> Directions for this task: Output the data below in full, character for character.

(Items from a dataset)
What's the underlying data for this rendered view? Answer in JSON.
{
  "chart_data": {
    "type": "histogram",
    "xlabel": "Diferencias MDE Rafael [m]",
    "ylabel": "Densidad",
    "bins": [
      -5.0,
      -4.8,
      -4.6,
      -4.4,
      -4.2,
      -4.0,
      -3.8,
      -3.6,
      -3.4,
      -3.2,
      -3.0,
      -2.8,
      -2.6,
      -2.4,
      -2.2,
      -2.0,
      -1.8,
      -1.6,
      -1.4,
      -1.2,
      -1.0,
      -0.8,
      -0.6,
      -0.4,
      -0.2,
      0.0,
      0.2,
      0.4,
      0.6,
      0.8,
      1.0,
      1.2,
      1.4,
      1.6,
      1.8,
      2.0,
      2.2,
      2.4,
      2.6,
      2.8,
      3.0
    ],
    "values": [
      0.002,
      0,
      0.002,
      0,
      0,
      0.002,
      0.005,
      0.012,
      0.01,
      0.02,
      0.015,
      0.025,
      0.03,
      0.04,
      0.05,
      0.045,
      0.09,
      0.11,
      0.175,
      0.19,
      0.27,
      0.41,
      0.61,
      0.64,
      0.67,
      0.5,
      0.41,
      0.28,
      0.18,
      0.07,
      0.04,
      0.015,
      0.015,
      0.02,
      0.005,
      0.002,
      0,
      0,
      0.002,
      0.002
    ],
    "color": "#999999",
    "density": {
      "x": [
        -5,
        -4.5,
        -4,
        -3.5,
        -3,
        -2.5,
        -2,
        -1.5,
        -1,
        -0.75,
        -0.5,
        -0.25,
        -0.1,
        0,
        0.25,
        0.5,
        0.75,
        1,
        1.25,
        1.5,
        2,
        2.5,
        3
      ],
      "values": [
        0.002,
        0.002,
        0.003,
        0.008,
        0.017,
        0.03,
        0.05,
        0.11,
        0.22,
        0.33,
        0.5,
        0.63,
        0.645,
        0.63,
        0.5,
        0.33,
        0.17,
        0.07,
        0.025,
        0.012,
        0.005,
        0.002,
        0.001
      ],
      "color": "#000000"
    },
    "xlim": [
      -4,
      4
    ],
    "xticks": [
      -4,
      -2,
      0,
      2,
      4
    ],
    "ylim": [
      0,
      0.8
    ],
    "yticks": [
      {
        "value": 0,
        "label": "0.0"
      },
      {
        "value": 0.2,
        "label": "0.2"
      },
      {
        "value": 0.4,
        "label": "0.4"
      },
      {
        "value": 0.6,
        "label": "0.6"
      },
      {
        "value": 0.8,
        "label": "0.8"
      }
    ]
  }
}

> Solution below:
What's the underlying data for this rendered view? Answer in JSON.
{
  "chart_data": {
    "type": "histogram",
    "xlabel": "Diferencias MDE Rafael [m]",
    "ylabel": "Densidad",
    "bins": [
      -5.0,
      -4.8,
      -4.6,
      -4.4,
      -4.2,
      -4.0,
      -3.8,
      -3.6,
      -3.4,
      -3.2,
      -3.0,
      -2.8,
      -2.6,
      -2.4,
      -2.2,
      -2.0,
      -1.8,
      -1.6,
      -1.4,
      -1.2,
      -1.0,
      -0.8,
      -0.6,
      -0.4,
      -0.2,
      0.0,
      0.2,
      0.4,
      0.6,
      0.8,
      1.0,
      1.2,
      1.4,
      1.6,
      1.8,
      2.0,
      2.2,
      2.4,
      2.6,
      2.8,
      3.0
    ],
    "values": [
      0.002,
      0,
      0.002,
      0,
      0,
      0.002,
      0.005,
      0.012,
      0.01,
      0.02,
      0.015,
      0.025,
      0.03,
      0.04,
      0.05,
      0.045,
      0.09,
      0.11,
      0.175,
      0.19,
      0.27,
      0.41,
      0.61,
      0.64,
      0.67,
      0.5,
      0.41,
      0.28,
      0.18,
      0.07,
      0.04,
      0.015,
      0.015,
      0.02,
      0.005,
      0.002,
      0,
      0,
      0.002,
      0.002
    ],
    "color": "#999999",
    "density": {
      "x": [
        -5,
        -4.5,
        -4,
        -3.5,
        -3,
        -2.5,
        -2,
        -1.5,
        -1,
        -0.75,
        -0.5,
        -0.25,
        -0.1,
        0,
        0.25,
        0.5,
        0.75,
        1,
        1.25,
        1.5,
        2,
        2.5,
        3
      ],
      "values": [
        0.002,
        0.002,
        0.003,
        0.008,
        0.017,
        0.03,
        0.05,
        0.11,
        0.22,
        0.33,
        0.5,
        0.63,
        0.645,
        0.63,
        0.5,
        0.33,
        0.17,
        0.07,
        0.025,
        0.012,
        0.005,
        0.002,
        0.001
      ],
      "color": "#000000"
    },
    "xlim": [
      -4,
      4
    ],
    "xticks": [
      -4,
      -2,
      0,
      2,
      4
    ],
    "ylim": [
      0,
      0.8
    ],
    "yticks": [
      {
        "value": 0,
        "label": "0.0"
      },
      {
        "value": 0.2,
        "label": "0.2"
      },
      {
        "value": 0.4,
        "label": "0.4"
      },
      {
        "value": 0.6,
        "label": "0.6"
      },
      {
        "value": 0.8,
        "label": "0.8"
      }
    ]
  }
}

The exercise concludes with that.